[BEGIN]

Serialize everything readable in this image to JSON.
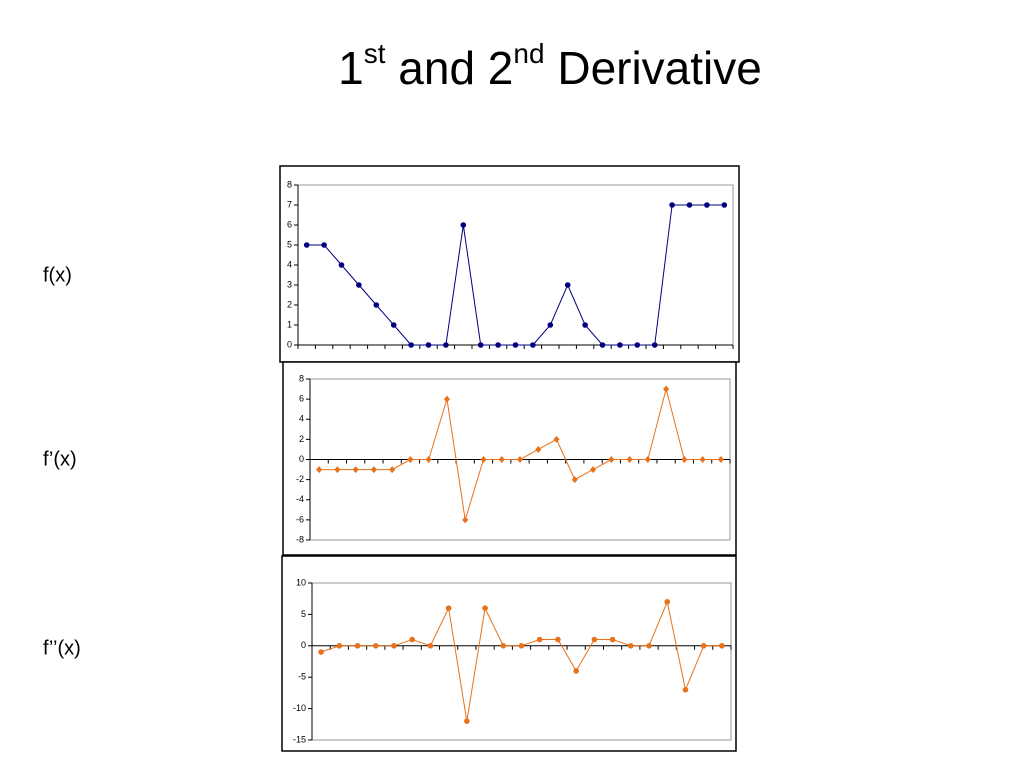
{
  "title": {
    "parts": [
      "1",
      "st",
      " and 2",
      "nd",
      " Derivative"
    ]
  },
  "chart_data": [
    {
      "type": "line",
      "label": "f(x)",
      "marker": "circle",
      "color": "#000080",
      "values": [
        5,
        5,
        4,
        3,
        2,
        1,
        0,
        0,
        0,
        6,
        0,
        0,
        0,
        0,
        1,
        3,
        1,
        0,
        0,
        0,
        0,
        7,
        7,
        7,
        7
      ],
      "ylim": [
        0,
        8
      ],
      "yticks": [
        0,
        1,
        2,
        3,
        4,
        5,
        6,
        7,
        8
      ]
    },
    {
      "type": "line",
      "label": "f’(x)",
      "marker": "diamond",
      "color": "#e8711a",
      "values": [
        -1,
        -1,
        -1,
        -1,
        -1,
        0,
        0,
        6,
        -6,
        0,
        0,
        0,
        1,
        2,
        -2,
        -1,
        0,
        0,
        0,
        7,
        0,
        0,
        0
      ],
      "ylim": [
        -8,
        8
      ],
      "yticks": [
        -8,
        -6,
        -4,
        -2,
        0,
        2,
        4,
        6,
        8
      ]
    },
    {
      "type": "line",
      "label": "f’’(x)",
      "marker": "circle",
      "color": "#e8711a",
      "values": [
        -1,
        0,
        0,
        0,
        0,
        1,
        0,
        6,
        -12,
        6,
        0,
        0,
        1,
        1,
        -4,
        1,
        1,
        0,
        0,
        7,
        -7,
        0,
        0
      ],
      "ylim": [
        -15,
        10
      ],
      "yticks": [
        -15,
        -10,
        -5,
        0,
        5,
        10
      ]
    }
  ]
}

[END]

Set each line of the records down exactly, leaving every picture out.

Serialize everything readable in this image to JSON.
{
  "title": {
    "parts": [
      "1",
      "st",
      " and 2",
      "nd",
      " Derivative"
    ]
  },
  "chart_data": [
    {
      "type": "line",
      "label": "f(x)",
      "marker": "circle",
      "color": "#000080",
      "values": [
        5,
        5,
        4,
        3,
        2,
        1,
        0,
        0,
        0,
        6,
        0,
        0,
        0,
        0,
        1,
        3,
        1,
        0,
        0,
        0,
        0,
        7,
        7,
        7,
        7
      ],
      "ylim": [
        0,
        8
      ],
      "yticks": [
        0,
        1,
        2,
        3,
        4,
        5,
        6,
        7,
        8
      ]
    },
    {
      "type": "line",
      "label": "f’(x)",
      "marker": "diamond",
      "color": "#e8711a",
      "values": [
        -1,
        -1,
        -1,
        -1,
        -1,
        0,
        0,
        6,
        -6,
        0,
        0,
        0,
        1,
        2,
        -2,
        -1,
        0,
        0,
        0,
        7,
        0,
        0,
        0
      ],
      "ylim": [
        -8,
        8
      ],
      "yticks": [
        -8,
        -6,
        -4,
        -2,
        0,
        2,
        4,
        6,
        8
      ]
    },
    {
      "type": "line",
      "label": "f’’(x)",
      "marker": "circle",
      "color": "#e8711a",
      "values": [
        -1,
        0,
        0,
        0,
        0,
        1,
        0,
        6,
        -12,
        6,
        0,
        0,
        1,
        1,
        -4,
        1,
        1,
        0,
        0,
        7,
        -7,
        0,
        0
      ],
      "ylim": [
        -15,
        10
      ],
      "yticks": [
        -15,
        -10,
        -5,
        0,
        5,
        10
      ]
    }
  ]
}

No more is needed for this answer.